Transcribe all the entries word for word, skipping the pictures.
☆ ☆ ☆
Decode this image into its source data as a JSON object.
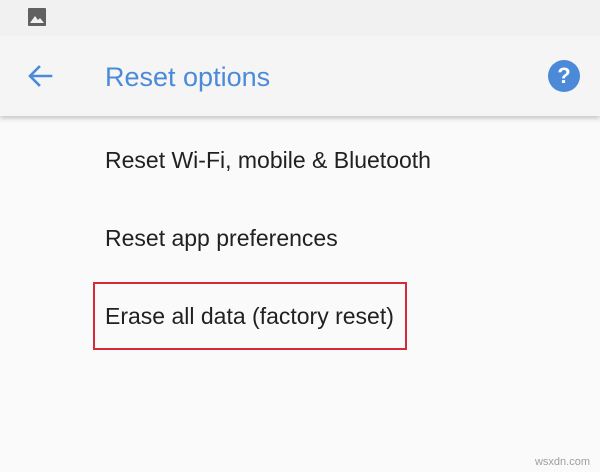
{
  "status_bar": {
    "icon": "image-icon"
  },
  "app_bar": {
    "back_icon": "arrow-back-icon",
    "title": "Reset options",
    "help_icon": "help-icon",
    "help_glyph": "?",
    "accent_color": "#4a8ad9"
  },
  "options": {
    "items": [
      {
        "label": "Reset Wi-Fi, mobile & Bluetooth"
      },
      {
        "label": "Reset app preferences"
      },
      {
        "label": "Erase all data (factory reset)",
        "highlighted": true
      }
    ],
    "highlight_color": "#d62b36"
  },
  "watermark": "wsxdn.com"
}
☆ ☆ ☆
Full solution:
Decode this image into its source data as a JSON object.
{
  "status_bar": {
    "icon": "image-icon"
  },
  "app_bar": {
    "back_icon": "arrow-back-icon",
    "title": "Reset options",
    "help_icon": "help-icon",
    "help_glyph": "?",
    "accent_color": "#4a8ad9"
  },
  "options": {
    "items": [
      {
        "label": "Reset Wi-Fi, mobile & Bluetooth"
      },
      {
        "label": "Reset app preferences"
      },
      {
        "label": "Erase all data (factory reset)",
        "highlighted": true
      }
    ],
    "highlight_color": "#d62b36"
  },
  "watermark": "wsxdn.com"
}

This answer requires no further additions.